**** Records supplied
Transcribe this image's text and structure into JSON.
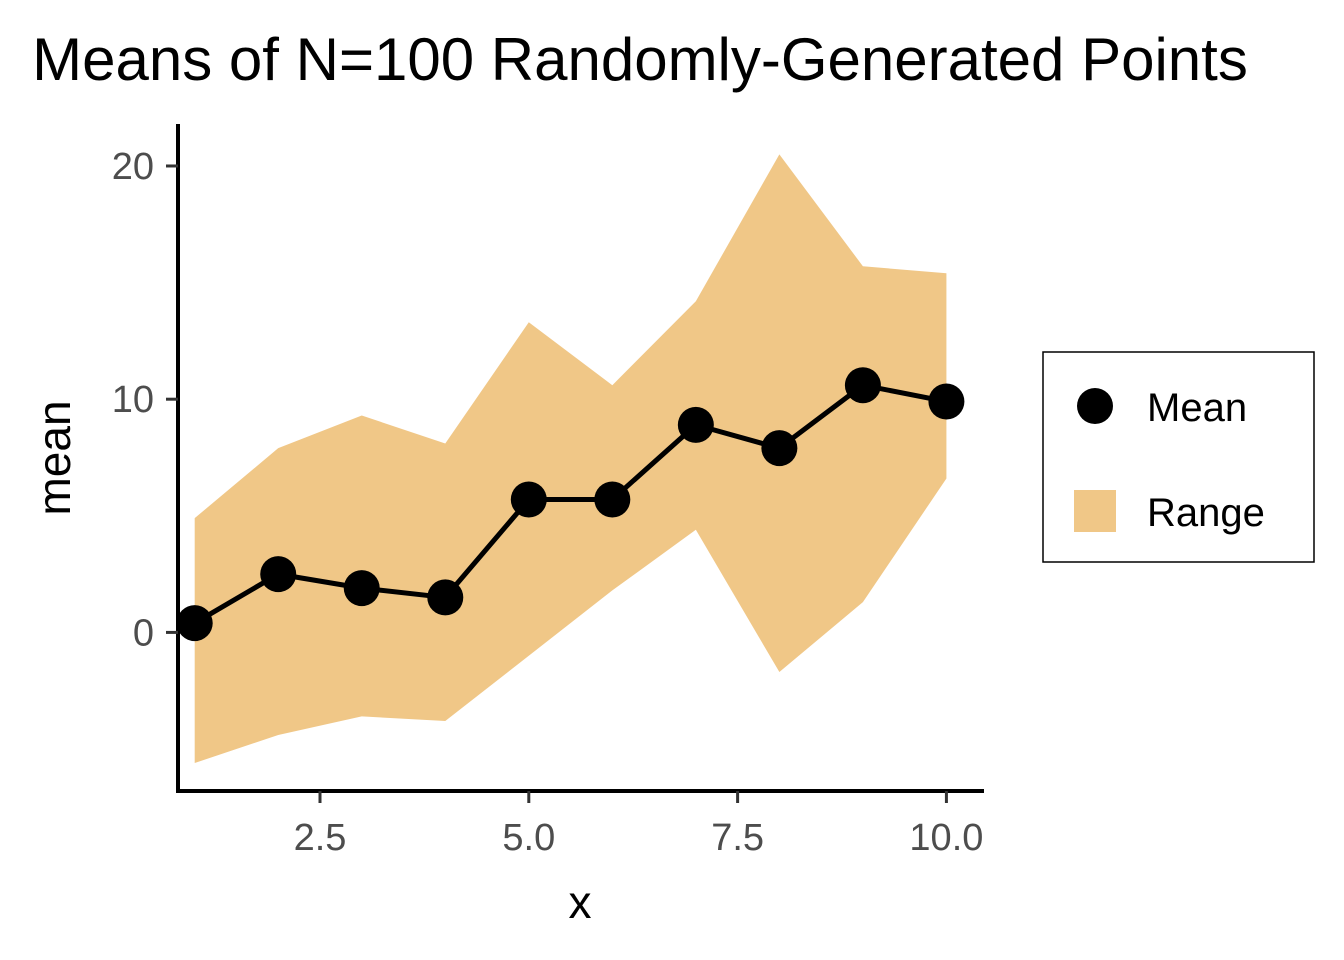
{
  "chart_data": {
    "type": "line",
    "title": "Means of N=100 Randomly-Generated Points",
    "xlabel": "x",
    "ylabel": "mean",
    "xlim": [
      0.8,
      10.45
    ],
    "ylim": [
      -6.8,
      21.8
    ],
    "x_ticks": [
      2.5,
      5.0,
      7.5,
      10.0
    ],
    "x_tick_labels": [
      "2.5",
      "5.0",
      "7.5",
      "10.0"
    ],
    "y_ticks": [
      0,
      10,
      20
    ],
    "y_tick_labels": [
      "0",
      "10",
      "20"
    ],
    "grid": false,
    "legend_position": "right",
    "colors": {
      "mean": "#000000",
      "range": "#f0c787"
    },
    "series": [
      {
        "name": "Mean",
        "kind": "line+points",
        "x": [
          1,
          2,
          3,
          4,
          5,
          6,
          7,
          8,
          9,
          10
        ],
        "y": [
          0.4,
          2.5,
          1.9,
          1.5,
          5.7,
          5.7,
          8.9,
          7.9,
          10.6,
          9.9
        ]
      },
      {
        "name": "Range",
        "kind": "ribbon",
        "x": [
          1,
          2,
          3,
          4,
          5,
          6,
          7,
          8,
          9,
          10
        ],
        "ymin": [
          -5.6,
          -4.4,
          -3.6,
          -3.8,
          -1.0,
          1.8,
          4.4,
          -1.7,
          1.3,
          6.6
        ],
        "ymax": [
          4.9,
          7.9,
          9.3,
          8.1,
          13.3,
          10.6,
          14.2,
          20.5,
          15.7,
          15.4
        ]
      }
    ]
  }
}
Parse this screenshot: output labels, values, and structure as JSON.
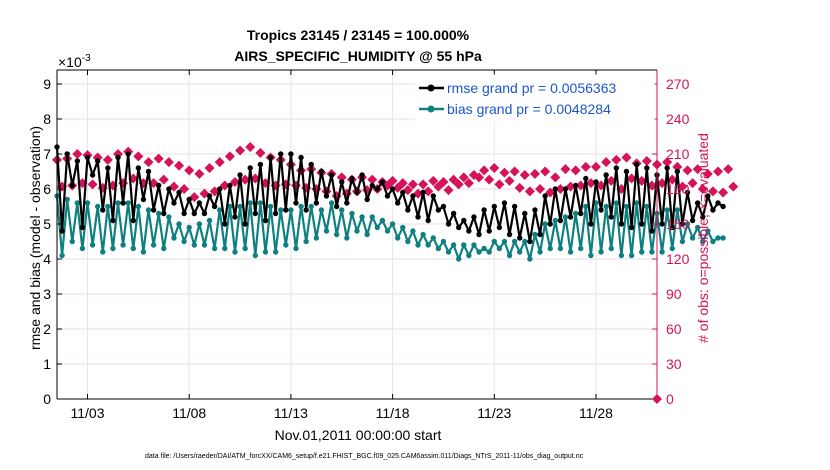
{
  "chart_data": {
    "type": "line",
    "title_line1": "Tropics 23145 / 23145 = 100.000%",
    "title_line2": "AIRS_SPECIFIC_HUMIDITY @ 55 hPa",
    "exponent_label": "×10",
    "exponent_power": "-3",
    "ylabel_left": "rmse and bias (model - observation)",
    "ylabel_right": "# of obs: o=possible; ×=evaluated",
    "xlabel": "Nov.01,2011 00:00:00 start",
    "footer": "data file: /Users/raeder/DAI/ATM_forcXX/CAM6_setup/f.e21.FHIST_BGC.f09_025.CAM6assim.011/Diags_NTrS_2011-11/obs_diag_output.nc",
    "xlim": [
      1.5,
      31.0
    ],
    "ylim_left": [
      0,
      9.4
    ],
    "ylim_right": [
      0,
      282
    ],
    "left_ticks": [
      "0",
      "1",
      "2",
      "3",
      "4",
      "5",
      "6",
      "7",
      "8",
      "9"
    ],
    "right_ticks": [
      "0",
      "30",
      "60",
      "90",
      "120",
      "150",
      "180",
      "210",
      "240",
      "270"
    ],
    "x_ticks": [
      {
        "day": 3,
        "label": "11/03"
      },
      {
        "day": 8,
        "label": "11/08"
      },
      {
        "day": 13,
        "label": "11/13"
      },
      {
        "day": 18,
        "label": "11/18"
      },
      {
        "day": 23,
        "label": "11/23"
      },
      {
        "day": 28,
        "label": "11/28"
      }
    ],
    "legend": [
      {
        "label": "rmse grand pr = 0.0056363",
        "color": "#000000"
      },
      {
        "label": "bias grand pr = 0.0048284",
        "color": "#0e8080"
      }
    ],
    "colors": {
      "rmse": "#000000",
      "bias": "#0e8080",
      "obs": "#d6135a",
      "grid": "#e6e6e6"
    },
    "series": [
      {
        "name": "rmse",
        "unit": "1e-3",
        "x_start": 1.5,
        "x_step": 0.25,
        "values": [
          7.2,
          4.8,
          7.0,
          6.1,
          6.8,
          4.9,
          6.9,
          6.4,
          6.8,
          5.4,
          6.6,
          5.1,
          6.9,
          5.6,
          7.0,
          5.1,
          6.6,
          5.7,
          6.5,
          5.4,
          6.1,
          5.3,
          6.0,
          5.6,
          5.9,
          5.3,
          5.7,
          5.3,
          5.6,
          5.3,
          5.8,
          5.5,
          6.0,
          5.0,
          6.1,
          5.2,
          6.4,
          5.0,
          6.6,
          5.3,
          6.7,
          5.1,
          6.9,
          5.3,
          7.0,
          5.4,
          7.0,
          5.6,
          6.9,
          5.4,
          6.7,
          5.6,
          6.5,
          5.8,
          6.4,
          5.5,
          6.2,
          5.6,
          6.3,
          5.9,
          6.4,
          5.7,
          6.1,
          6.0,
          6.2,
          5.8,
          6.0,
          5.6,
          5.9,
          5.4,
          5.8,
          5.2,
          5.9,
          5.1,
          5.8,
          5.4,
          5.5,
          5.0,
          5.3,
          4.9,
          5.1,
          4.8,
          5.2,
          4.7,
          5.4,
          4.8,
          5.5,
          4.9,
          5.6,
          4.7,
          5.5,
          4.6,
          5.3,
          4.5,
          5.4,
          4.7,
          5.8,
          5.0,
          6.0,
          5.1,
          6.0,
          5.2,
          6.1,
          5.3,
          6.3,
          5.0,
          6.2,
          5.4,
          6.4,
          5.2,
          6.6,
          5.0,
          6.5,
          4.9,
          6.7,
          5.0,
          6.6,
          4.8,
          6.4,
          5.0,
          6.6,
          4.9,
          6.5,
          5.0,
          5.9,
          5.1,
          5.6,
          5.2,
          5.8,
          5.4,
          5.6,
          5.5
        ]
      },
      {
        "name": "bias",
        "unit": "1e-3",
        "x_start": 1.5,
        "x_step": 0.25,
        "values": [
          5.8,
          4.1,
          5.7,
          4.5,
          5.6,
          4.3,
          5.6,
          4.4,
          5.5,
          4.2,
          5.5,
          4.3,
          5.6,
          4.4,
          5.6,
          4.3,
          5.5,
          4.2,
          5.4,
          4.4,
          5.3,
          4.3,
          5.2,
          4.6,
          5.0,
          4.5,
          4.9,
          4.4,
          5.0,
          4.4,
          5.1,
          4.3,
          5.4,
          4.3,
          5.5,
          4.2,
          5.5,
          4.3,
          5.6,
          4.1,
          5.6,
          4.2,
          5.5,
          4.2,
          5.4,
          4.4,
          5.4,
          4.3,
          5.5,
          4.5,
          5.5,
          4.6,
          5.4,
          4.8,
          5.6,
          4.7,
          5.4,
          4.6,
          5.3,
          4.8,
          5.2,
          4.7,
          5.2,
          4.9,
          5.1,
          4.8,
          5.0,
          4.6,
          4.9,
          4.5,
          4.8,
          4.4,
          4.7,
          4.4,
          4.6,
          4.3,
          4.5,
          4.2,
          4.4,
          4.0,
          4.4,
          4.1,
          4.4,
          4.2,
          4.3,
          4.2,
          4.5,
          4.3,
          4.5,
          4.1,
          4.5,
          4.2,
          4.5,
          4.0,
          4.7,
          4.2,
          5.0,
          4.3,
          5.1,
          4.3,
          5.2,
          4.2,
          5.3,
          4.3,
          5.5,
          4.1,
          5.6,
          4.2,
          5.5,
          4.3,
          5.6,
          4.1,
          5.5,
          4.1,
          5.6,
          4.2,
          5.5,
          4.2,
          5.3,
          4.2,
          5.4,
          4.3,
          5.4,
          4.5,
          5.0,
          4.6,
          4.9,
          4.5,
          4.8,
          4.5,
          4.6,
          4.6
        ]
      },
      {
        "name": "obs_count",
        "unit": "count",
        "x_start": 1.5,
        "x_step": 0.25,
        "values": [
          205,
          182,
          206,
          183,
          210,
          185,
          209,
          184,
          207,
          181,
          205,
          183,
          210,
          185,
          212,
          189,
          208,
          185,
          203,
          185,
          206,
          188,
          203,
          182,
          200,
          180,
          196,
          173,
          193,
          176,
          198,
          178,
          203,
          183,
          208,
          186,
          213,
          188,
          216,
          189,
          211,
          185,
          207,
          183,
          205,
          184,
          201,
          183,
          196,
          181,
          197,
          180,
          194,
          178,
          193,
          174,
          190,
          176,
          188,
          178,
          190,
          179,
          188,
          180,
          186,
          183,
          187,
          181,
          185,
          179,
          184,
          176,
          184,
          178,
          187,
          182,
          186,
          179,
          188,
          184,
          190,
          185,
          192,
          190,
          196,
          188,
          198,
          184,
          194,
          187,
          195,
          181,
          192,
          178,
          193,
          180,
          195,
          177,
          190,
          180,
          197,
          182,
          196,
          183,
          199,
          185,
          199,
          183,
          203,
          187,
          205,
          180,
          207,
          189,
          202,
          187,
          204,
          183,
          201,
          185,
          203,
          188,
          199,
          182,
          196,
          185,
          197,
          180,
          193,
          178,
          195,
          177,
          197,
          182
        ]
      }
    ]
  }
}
********
## Work to be completed
Respond with the number of lines containing "name" and no additional words.

## Exercise output
5